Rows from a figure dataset
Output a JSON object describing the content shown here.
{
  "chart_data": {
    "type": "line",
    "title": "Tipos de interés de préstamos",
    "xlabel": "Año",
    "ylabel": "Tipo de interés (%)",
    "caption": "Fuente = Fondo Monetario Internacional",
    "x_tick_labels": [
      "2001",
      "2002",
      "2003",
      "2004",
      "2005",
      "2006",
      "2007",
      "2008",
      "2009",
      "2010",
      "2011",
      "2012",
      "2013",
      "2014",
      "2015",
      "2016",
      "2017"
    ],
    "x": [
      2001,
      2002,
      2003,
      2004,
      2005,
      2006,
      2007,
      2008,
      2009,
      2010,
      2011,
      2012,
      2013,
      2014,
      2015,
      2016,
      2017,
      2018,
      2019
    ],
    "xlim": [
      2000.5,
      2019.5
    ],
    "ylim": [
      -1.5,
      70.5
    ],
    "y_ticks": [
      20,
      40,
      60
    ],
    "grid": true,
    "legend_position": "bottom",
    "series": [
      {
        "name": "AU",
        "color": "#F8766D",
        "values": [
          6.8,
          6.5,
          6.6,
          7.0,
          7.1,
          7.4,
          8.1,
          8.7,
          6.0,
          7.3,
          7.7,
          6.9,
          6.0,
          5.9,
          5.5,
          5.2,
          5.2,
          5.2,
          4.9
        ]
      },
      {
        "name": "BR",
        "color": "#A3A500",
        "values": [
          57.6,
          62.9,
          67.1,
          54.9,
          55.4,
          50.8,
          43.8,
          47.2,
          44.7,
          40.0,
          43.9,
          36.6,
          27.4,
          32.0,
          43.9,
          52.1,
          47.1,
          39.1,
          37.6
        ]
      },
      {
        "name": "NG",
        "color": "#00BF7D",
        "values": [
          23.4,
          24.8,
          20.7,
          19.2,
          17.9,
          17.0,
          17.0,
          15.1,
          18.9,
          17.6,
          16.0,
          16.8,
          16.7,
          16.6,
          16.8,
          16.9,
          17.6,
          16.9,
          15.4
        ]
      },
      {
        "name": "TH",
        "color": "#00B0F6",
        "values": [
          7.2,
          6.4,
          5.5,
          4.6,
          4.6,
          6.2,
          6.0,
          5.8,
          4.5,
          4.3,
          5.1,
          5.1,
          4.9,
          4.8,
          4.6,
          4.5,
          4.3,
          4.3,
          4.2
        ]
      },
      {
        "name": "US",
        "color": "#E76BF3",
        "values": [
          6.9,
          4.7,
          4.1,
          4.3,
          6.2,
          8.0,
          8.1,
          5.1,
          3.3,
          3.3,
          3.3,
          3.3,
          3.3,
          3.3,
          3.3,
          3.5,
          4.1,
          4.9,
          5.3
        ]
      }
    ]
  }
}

__REQUIREMENT__: Quote the data above in full, changing nothing.

__ANSWER TO THE PROBLEM__:
Output a JSON object describing the content shown here.
{
  "chart_data": {
    "type": "line",
    "title": "Tipos de interés de préstamos",
    "xlabel": "Año",
    "ylabel": "Tipo de interés (%)",
    "caption": "Fuente = Fondo Monetario Internacional",
    "x_tick_labels": [
      "2001",
      "2002",
      "2003",
      "2004",
      "2005",
      "2006",
      "2007",
      "2008",
      "2009",
      "2010",
      "2011",
      "2012",
      "2013",
      "2014",
      "2015",
      "2016",
      "2017"
    ],
    "x": [
      2001,
      2002,
      2003,
      2004,
      2005,
      2006,
      2007,
      2008,
      2009,
      2010,
      2011,
      2012,
      2013,
      2014,
      2015,
      2016,
      2017,
      2018,
      2019
    ],
    "xlim": [
      2000.5,
      2019.5
    ],
    "ylim": [
      -1.5,
      70.5
    ],
    "y_ticks": [
      20,
      40,
      60
    ],
    "grid": true,
    "legend_position": "bottom",
    "series": [
      {
        "name": "AU",
        "color": "#F8766D",
        "values": [
          6.8,
          6.5,
          6.6,
          7.0,
          7.1,
          7.4,
          8.1,
          8.7,
          6.0,
          7.3,
          7.7,
          6.9,
          6.0,
          5.9,
          5.5,
          5.2,
          5.2,
          5.2,
          4.9
        ]
      },
      {
        "name": "BR",
        "color": "#A3A500",
        "values": [
          57.6,
          62.9,
          67.1,
          54.9,
          55.4,
          50.8,
          43.8,
          47.2,
          44.7,
          40.0,
          43.9,
          36.6,
          27.4,
          32.0,
          43.9,
          52.1,
          47.1,
          39.1,
          37.6
        ]
      },
      {
        "name": "NG",
        "color": "#00BF7D",
        "values": [
          23.4,
          24.8,
          20.7,
          19.2,
          17.9,
          17.0,
          17.0,
          15.1,
          18.9,
          17.6,
          16.0,
          16.8,
          16.7,
          16.6,
          16.8,
          16.9,
          17.6,
          16.9,
          15.4
        ]
      },
      {
        "name": "TH",
        "color": "#00B0F6",
        "values": [
          7.2,
          6.4,
          5.5,
          4.6,
          4.6,
          6.2,
          6.0,
          5.8,
          4.5,
          4.3,
          5.1,
          5.1,
          4.9,
          4.8,
          4.6,
          4.5,
          4.3,
          4.3,
          4.2
        ]
      },
      {
        "name": "US",
        "color": "#E76BF3",
        "values": [
          6.9,
          4.7,
          4.1,
          4.3,
          6.2,
          8.0,
          8.1,
          5.1,
          3.3,
          3.3,
          3.3,
          3.3,
          3.3,
          3.3,
          3.3,
          3.5,
          4.1,
          4.9,
          5.3
        ]
      }
    ]
  }
}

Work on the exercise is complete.